- RECORDS SUPPLIED
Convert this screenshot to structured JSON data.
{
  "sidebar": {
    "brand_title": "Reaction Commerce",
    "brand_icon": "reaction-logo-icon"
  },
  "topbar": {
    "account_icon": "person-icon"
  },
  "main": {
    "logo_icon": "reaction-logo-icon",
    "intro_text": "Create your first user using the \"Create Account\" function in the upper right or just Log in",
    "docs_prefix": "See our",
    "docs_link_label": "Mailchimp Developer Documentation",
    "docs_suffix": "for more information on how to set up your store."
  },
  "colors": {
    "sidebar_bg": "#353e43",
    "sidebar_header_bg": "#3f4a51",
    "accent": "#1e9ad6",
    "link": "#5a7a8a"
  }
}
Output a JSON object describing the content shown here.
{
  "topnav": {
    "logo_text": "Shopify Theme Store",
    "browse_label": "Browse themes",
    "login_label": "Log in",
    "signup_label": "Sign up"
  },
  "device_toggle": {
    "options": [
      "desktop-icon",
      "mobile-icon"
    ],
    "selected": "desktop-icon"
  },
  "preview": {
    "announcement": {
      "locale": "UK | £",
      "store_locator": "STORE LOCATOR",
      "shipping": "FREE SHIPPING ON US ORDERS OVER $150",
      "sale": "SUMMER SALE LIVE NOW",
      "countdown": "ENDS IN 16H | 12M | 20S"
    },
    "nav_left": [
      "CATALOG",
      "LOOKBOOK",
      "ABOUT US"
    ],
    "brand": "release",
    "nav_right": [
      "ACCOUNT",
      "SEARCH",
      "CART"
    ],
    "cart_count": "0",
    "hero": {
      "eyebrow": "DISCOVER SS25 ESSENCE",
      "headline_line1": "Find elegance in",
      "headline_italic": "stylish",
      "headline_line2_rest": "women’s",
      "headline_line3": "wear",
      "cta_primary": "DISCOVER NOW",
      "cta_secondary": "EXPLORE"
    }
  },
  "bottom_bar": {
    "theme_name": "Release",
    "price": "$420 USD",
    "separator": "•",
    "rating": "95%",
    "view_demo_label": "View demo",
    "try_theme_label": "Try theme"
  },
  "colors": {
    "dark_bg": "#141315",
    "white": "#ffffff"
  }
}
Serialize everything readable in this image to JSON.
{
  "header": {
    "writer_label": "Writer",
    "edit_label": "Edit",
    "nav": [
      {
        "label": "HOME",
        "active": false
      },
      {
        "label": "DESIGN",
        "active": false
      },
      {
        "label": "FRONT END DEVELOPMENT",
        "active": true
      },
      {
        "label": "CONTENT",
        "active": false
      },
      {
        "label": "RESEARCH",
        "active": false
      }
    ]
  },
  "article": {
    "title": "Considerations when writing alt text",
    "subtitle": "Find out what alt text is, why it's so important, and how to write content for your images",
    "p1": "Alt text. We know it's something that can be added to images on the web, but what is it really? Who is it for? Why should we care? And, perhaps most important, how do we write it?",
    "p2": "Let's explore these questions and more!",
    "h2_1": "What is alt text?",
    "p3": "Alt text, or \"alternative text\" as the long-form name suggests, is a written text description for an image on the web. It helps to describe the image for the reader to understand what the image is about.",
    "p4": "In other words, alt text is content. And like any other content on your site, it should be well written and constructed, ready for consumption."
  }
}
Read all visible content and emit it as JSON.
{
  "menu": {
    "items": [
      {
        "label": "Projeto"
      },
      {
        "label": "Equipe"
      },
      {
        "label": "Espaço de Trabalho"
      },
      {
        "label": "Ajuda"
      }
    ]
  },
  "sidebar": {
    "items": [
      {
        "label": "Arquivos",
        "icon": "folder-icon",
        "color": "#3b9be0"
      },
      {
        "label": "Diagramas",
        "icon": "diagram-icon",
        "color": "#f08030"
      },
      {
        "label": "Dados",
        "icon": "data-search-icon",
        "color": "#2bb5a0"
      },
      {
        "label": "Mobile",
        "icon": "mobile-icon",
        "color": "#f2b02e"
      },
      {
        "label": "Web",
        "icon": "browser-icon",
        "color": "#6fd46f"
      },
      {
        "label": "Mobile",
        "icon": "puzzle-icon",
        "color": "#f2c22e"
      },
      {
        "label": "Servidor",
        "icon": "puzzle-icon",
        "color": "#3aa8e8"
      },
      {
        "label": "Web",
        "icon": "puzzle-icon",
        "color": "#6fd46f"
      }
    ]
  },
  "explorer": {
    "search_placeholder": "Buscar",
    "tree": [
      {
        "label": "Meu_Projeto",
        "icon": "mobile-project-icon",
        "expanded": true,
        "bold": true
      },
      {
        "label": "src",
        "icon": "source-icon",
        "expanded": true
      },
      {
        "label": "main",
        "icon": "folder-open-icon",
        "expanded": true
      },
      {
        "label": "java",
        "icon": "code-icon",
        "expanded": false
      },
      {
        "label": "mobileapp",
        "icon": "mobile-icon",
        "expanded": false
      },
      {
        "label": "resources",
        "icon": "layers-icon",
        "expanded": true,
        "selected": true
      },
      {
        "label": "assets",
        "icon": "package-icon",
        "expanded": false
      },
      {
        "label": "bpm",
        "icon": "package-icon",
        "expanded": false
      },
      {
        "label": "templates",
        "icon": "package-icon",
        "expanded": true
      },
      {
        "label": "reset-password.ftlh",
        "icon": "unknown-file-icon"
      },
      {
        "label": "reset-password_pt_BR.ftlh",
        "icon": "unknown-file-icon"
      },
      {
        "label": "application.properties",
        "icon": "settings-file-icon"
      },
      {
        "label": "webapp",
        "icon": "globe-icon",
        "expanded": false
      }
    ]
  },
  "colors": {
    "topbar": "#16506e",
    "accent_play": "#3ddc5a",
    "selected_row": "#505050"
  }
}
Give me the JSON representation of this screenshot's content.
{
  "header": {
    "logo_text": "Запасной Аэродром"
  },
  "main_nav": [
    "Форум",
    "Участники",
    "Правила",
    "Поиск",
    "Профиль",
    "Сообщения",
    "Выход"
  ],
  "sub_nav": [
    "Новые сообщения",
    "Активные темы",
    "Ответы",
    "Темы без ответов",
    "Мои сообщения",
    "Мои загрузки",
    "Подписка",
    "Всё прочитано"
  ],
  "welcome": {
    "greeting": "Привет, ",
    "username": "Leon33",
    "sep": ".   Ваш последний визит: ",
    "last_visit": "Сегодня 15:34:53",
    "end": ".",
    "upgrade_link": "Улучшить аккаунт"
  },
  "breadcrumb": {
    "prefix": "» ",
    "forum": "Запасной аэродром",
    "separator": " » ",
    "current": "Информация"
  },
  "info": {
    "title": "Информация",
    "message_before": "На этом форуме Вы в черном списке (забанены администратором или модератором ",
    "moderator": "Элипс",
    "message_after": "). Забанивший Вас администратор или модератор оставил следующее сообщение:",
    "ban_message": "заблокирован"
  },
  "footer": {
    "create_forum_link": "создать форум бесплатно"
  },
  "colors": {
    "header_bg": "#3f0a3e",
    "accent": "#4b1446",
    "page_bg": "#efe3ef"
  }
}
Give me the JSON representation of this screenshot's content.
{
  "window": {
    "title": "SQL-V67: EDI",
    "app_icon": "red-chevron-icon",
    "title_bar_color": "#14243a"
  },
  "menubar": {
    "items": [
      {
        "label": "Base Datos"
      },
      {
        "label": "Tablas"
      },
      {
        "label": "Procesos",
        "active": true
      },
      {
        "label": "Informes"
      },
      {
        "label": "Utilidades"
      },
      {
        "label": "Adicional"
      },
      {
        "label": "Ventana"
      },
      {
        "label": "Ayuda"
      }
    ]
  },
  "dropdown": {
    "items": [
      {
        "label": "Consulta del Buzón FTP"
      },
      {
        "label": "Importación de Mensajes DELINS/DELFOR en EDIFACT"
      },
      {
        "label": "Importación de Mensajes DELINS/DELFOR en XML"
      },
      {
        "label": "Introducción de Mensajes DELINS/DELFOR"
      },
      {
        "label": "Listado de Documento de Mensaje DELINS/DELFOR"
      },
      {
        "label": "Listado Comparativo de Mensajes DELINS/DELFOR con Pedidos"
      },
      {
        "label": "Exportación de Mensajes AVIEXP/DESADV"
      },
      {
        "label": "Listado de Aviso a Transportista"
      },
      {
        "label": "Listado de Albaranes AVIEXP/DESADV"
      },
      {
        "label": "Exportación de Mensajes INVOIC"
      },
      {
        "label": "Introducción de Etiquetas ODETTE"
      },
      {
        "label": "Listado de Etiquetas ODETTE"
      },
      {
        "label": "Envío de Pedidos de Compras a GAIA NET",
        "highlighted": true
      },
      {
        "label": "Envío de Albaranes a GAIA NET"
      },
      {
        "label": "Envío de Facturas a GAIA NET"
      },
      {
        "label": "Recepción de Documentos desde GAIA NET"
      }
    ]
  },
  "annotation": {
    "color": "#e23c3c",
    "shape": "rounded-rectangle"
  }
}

- INSTRUCTIONS FOR THE TASK
Extract all lines from the data in which "Find" is found.

- COMPLETED EXERCISE
      "headline_line1": "Find elegance in",
    "subtitle": "Find out what alt text is, why it's so important, and how to write content for your images",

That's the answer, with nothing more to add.